What the task asks » Retype the complete listing exactly as it appears.

[Stored entries]
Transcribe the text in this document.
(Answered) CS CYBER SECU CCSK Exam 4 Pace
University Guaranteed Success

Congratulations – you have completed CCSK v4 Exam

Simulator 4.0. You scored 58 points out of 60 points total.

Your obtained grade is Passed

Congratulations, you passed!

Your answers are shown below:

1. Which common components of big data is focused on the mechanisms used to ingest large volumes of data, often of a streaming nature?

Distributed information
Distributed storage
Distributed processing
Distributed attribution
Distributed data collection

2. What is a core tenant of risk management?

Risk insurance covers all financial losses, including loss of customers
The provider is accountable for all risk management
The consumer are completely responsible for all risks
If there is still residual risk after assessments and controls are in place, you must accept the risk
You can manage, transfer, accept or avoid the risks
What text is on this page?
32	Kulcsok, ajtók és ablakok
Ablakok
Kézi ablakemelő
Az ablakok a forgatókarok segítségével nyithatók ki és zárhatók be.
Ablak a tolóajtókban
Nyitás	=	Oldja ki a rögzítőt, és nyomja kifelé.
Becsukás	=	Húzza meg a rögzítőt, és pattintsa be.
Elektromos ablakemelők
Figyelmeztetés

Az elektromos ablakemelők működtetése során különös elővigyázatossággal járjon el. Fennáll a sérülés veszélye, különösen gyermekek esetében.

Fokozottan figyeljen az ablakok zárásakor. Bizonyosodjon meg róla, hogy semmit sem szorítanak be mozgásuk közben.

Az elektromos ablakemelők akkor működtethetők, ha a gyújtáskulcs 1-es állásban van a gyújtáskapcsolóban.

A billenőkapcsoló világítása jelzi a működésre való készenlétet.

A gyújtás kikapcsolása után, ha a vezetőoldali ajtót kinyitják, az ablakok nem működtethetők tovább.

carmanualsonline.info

Solution to this exercise »
Transcribe the text in this document.
(Answered) CS CYBER SECU CCSK Exam 4 Pace
University Guaranteed Success

Congratulations – you have completed CCSK v4 Exam

Simulator 4.0. You scored 58 points out of 60 points total.

Your obtained grade is Passed

Congratulations, you passed!

Your answers are shown below:

1. Which common components of big data is focused on the mechanisms used to ingest large volumes of data, often of a streaming nature?

Distributed information
Distributed storage
Distributed processing
Distributed attribution
Distributed data collection

2. What is a core tenant of risk management?

Risk insurance covers all financial losses, including loss of customers
The provider is accountable for all risk management
The consumer are completely responsible for all risks
If there is still residual risk after assessments and controls are in place, you must accept the risk
You can manage, transfer, accept or avoid the risks
What text is on this page?
32	Kulcsok, ajtók és ablakok
Ablakok
Kézi ablakemelő
Az ablakok a forgatókarok segítségével nyithatók ki és zárhatók be.
Ablak a tolóajtókban
Nyitás	=	Oldja ki a rögzítőt, és nyomja kifelé.
Becsukás	=	Húzza meg a rögzítőt, és pattintsa be.
Elektromos ablakemelők
Figyelmeztetés

Az elektromos ablakemelők működtetése során különös elővigyázatossággal járjon el. Fennáll a sérülés veszélye, különösen gyermekek esetében.

Fokozottan figyeljen az ablakok zárásakor. Bizonyosodjon meg róla, hogy semmit sem szorítanak be mozgásuk közben.

Az elektromos ablakemelők akkor működtethetők, ha a gyújtáskulcs 1-es állásban van a gyújtáskapcsolóban.

A billenőkapcsoló világítása jelzi a működésre való készenlétet.

A gyújtás kikapcsolása után, ha a vezetőoldali ajtót kinyitják, az ablakok nem működtethetők tovább.

carmanualsonline.info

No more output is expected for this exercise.